Written problem: Retype each entry below exactly as it stands.

Exercise input:
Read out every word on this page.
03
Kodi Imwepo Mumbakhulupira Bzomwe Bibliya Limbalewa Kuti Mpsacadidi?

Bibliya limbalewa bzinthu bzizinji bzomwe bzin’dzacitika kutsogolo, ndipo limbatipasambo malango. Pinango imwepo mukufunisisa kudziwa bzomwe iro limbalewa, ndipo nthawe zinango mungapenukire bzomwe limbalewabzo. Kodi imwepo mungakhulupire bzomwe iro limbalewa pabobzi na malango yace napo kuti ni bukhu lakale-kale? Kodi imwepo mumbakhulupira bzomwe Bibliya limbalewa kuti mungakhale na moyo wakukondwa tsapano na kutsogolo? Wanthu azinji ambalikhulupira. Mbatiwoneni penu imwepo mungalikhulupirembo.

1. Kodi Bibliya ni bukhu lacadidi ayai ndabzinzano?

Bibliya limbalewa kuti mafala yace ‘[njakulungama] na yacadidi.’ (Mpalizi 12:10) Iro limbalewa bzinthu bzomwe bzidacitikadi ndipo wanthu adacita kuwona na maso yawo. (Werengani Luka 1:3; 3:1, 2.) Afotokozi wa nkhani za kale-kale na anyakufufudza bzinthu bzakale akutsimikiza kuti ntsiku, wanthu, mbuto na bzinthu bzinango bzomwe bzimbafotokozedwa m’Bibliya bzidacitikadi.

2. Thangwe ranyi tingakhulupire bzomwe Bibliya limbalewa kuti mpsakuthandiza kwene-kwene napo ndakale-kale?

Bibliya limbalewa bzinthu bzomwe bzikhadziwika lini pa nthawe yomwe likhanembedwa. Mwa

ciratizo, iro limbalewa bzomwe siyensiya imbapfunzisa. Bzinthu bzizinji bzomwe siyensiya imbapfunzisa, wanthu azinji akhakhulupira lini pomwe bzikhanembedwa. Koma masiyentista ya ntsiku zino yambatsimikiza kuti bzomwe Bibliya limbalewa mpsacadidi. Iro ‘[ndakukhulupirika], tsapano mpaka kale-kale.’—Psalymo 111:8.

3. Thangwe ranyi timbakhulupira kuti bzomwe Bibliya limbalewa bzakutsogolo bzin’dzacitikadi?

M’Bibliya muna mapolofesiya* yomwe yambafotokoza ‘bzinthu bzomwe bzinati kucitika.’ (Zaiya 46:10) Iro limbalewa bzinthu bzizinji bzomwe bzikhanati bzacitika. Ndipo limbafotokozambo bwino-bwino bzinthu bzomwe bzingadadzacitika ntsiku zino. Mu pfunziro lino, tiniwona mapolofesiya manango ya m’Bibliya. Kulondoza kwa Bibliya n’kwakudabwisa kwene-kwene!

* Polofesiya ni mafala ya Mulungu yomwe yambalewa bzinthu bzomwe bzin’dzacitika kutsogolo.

Solution to this task:
Read out every word on this page.
03
Kodi Imwepo Mumbakhulupira Bzomwe Bibliya Limbalewa Kuti Mpsacadidi?

Bibliya limbalewa bzinthu bzizinji bzomwe bzin’dzacitika kutsogolo, ndipo limbatipasambo malango. Pinango imwepo mukufunisisa kudziwa bzomwe iro limbalewa, ndipo nthawe zinango mungapenukire bzomwe limbalewabzo. Kodi imwepo mungakhulupire bzomwe iro limbalewa pabobzi na malango yace napo kuti ni bukhu lakale-kale? Kodi imwepo mumbakhulupira bzomwe Bibliya limbalewa kuti mungakhale na moyo wakukondwa tsapano na kutsogolo? Wanthu azinji ambalikhulupira. Mbatiwoneni penu imwepo mungalikhulupirembo.

1. Kodi Bibliya ni bukhu lacadidi ayai ndabzinzano?

Bibliya limbalewa kuti mafala yace ‘[njakulungama] na yacadidi.’ (Mpalizi 12:10) Iro limbalewa bzinthu bzomwe bzidacitikadi ndipo wanthu adacita kuwona na maso yawo. (Werengani Luka 1:3; 3:1, 2.) Afotokozi wa nkhani za kale-kale na anyakufufudza bzinthu bzakale akutsimikiza kuti ntsiku, wanthu, mbuto na bzinthu bzinango bzomwe bzimbafotokozedwa m’Bibliya bzidacitikadi.

2. Thangwe ranyi tingakhulupire bzomwe Bibliya limbalewa kuti mpsakuthandiza kwene-kwene napo ndakale-kale?

Bibliya limbalewa bzinthu bzomwe bzikhadziwika lini pa nthawe yomwe likhanembedwa. Mwa

ciratizo, iro limbalewa bzomwe siyensiya imbapfunzisa. Bzinthu bzizinji bzomwe siyensiya imbapfunzisa, wanthu azinji akhakhulupira lini pomwe bzikhanembedwa. Koma masiyentista ya ntsiku zino yambatsimikiza kuti bzomwe Bibliya limbalewa mpsacadidi. Iro ‘[ndakukhulupirika], tsapano mpaka kale-kale.’—Psalymo 111:8.

3. Thangwe ranyi timbakhulupira kuti bzomwe Bibliya limbalewa bzakutsogolo bzin’dzacitikadi?

M’Bibliya muna mapolofesiya* yomwe yambafotokoza ‘bzinthu bzomwe bzinati kucitika.’ (Zaiya 46:10) Iro limbalewa bzinthu bzizinji bzomwe bzikhanati bzacitika. Ndipo limbafotokozambo bwino-bwino bzinthu bzomwe bzingadadzacitika ntsiku zino. Mu pfunziro lino, tiniwona mapolofesiya manango ya m’Bibliya. Kulondoza kwa Bibliya n’kwakudabwisa kwene-kwene!

* Polofesiya ni mafala ya Mulungu yomwe yambalewa bzinthu bzomwe bzin’dzacitika kutsogolo.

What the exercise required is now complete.